◆ ASSIGNMENT ◆
If a line in the data has the string "Tumor", please show it.

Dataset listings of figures
-*-

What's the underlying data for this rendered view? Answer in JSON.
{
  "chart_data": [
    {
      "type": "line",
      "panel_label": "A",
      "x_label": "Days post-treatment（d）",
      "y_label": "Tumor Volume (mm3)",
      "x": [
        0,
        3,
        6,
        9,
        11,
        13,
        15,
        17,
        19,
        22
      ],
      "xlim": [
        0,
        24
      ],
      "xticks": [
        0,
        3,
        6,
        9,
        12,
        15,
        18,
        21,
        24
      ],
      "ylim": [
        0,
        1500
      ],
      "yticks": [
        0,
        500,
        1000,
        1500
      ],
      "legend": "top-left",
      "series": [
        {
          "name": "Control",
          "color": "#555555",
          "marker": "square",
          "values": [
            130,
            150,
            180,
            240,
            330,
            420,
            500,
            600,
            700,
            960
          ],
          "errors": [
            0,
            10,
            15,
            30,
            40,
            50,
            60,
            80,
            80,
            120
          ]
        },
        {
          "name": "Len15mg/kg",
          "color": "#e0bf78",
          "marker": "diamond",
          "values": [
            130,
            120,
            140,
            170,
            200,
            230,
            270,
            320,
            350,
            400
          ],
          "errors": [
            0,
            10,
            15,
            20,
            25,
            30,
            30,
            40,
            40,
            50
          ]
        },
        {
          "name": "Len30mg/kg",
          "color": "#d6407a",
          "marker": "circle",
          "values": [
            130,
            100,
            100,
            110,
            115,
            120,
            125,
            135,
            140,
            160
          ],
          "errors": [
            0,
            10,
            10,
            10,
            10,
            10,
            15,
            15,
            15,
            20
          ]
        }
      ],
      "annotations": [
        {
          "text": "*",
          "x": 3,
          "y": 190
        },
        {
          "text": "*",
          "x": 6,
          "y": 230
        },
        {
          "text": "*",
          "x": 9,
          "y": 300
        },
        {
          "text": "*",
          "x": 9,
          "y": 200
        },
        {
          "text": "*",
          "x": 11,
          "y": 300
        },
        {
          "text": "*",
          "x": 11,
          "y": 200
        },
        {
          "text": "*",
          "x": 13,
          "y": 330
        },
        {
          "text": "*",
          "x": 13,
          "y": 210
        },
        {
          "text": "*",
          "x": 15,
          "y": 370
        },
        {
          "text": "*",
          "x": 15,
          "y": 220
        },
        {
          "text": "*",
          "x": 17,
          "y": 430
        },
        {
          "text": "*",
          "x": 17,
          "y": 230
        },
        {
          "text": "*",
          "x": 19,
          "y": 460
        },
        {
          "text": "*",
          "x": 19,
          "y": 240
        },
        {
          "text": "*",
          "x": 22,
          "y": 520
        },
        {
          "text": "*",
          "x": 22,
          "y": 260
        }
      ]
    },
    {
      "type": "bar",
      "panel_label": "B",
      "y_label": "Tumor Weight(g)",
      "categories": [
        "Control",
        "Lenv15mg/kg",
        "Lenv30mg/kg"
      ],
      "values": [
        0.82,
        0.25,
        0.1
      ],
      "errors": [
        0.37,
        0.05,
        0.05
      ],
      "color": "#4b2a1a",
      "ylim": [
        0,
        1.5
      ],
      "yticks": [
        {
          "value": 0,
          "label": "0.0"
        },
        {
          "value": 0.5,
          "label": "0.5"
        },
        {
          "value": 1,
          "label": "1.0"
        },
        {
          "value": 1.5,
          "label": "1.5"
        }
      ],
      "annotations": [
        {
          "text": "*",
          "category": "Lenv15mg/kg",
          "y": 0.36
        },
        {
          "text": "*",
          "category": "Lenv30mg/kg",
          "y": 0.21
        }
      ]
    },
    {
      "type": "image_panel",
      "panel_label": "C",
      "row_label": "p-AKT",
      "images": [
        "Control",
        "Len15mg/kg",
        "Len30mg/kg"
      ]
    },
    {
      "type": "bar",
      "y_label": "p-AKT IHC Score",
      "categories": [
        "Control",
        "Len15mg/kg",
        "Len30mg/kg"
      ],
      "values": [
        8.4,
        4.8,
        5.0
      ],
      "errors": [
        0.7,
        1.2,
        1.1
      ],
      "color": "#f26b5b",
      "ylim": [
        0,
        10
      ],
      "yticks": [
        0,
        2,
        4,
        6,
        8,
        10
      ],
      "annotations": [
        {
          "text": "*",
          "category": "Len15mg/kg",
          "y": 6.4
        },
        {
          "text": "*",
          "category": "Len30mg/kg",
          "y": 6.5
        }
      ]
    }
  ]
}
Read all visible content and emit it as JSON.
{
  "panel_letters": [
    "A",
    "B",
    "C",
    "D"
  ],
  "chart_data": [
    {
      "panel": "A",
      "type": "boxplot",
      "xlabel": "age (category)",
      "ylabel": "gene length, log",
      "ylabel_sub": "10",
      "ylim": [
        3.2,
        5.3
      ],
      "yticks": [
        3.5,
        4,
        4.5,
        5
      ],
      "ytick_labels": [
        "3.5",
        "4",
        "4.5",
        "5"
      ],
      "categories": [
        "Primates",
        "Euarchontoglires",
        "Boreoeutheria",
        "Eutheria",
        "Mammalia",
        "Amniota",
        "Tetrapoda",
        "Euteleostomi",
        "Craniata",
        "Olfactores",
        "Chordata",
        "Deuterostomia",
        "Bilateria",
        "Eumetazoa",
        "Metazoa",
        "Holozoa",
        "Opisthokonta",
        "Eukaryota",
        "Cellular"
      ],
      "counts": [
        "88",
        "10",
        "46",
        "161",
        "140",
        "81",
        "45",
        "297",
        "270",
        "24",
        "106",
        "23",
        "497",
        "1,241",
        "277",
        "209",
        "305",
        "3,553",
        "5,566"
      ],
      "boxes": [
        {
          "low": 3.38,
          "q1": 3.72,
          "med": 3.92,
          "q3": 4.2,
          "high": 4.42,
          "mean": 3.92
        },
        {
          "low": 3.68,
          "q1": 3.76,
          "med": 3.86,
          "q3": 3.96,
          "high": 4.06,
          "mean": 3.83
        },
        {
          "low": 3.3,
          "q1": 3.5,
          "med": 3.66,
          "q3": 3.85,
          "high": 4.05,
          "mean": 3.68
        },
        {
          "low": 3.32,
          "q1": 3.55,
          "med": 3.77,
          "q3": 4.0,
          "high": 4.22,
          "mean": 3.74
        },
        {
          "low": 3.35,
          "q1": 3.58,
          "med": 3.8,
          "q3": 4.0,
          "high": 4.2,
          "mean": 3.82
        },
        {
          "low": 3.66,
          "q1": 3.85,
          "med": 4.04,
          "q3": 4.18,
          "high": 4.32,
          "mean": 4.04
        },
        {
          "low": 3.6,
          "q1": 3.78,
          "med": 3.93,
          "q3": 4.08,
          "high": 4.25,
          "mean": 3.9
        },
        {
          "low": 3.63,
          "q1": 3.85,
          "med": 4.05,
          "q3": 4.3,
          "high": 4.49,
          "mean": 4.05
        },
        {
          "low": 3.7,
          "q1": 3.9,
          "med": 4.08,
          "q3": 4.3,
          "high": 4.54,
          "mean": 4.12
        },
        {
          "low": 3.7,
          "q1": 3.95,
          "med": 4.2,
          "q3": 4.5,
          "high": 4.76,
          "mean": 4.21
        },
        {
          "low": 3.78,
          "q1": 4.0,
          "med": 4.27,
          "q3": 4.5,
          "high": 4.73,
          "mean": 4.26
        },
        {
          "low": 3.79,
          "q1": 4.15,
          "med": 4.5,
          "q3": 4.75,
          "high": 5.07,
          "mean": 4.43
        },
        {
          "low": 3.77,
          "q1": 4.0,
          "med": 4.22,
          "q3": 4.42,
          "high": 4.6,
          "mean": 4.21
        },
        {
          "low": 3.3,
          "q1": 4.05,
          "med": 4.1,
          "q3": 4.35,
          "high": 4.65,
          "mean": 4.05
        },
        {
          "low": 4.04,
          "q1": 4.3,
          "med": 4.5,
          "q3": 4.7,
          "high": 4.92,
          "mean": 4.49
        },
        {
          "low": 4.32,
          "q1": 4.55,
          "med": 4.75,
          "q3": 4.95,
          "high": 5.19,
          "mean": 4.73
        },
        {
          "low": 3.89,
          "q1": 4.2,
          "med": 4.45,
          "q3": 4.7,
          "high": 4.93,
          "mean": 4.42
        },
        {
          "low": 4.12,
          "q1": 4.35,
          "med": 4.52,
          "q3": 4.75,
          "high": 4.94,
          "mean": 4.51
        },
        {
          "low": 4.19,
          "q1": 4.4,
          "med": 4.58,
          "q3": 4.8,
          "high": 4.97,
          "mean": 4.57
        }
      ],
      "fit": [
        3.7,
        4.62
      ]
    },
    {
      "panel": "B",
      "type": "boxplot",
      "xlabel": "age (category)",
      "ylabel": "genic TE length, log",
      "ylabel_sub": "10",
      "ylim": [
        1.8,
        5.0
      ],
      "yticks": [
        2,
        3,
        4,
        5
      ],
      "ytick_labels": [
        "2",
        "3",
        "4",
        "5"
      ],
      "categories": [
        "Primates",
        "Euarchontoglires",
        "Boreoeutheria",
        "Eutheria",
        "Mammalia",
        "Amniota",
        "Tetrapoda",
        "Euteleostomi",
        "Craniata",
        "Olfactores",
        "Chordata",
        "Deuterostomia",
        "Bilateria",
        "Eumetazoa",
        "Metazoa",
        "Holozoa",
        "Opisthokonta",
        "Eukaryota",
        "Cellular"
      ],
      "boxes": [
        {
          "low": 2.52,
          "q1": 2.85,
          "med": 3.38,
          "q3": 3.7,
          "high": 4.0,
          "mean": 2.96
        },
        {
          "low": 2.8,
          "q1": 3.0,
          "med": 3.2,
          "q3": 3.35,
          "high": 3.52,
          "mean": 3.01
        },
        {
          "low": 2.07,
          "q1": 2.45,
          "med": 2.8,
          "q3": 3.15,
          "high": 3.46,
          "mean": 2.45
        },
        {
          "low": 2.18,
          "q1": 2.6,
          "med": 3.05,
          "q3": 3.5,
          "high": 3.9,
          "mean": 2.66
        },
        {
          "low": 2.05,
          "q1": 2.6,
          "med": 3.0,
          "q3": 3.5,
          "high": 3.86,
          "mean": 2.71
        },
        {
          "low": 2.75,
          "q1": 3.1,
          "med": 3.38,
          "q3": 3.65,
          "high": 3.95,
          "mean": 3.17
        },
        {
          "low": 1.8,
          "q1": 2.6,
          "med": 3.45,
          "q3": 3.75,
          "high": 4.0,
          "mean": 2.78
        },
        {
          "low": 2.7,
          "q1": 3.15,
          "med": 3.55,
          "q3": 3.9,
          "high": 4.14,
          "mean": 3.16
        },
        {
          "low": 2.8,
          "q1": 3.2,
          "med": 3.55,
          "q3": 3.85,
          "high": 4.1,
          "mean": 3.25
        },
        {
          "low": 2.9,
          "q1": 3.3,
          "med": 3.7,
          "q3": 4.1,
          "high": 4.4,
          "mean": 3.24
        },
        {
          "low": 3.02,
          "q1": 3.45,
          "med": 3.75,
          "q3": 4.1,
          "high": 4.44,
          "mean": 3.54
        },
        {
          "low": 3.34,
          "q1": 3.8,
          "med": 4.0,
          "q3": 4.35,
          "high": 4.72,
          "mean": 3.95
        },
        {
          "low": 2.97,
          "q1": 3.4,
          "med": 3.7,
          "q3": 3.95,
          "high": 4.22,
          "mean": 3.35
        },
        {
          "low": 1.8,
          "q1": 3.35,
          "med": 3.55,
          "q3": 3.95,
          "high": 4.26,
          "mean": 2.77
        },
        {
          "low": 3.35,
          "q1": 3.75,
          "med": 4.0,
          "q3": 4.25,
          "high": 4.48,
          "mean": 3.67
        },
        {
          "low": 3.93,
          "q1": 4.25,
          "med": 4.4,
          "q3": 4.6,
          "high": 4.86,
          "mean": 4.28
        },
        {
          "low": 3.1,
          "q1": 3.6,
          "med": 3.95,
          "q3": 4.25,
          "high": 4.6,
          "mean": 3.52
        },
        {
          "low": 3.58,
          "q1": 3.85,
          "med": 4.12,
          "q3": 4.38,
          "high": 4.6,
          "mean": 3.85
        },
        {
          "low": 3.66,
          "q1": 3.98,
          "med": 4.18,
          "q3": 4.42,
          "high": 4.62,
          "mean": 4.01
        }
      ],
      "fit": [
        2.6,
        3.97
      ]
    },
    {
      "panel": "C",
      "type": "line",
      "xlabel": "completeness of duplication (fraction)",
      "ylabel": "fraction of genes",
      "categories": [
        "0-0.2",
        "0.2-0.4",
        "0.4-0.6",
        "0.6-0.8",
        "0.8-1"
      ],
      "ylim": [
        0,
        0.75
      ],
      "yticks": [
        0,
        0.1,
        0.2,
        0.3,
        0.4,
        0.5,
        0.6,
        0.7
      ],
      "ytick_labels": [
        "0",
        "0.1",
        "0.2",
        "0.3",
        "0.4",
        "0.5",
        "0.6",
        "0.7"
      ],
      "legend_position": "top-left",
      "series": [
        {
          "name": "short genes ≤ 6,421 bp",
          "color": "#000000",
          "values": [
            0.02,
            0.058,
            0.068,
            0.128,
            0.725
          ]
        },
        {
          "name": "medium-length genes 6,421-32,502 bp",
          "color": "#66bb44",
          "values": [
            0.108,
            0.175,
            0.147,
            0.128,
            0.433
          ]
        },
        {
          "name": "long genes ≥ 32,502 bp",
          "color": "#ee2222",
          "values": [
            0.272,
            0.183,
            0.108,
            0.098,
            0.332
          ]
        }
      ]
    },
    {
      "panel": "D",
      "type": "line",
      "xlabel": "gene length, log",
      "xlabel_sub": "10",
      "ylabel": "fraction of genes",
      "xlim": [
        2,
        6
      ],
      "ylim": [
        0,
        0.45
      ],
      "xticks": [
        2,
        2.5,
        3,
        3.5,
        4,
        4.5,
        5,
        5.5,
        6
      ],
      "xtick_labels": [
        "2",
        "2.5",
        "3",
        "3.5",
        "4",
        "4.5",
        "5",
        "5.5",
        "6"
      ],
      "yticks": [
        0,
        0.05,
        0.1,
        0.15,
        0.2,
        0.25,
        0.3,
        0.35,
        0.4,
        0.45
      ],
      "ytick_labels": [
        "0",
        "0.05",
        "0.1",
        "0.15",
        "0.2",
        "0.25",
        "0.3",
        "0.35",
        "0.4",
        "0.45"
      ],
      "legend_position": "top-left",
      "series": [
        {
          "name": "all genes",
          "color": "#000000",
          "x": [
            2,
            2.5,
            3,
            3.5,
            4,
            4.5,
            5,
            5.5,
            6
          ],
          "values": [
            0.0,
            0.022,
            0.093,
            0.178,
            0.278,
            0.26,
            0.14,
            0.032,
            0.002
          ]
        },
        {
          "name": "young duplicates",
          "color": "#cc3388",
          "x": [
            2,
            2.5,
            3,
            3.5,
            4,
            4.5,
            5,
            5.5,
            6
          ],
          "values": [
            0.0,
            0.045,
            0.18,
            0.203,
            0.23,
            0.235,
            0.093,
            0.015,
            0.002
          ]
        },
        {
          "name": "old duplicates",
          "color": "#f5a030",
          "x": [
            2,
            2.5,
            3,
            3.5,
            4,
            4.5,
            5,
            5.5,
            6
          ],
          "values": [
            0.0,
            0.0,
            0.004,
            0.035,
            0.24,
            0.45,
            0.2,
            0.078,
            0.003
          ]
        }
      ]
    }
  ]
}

-*-

◆ RESPONSE BOX ◆
      "y_label": "Tumor Volume (mm3)",
      "y_label": "Tumor Weight(g)",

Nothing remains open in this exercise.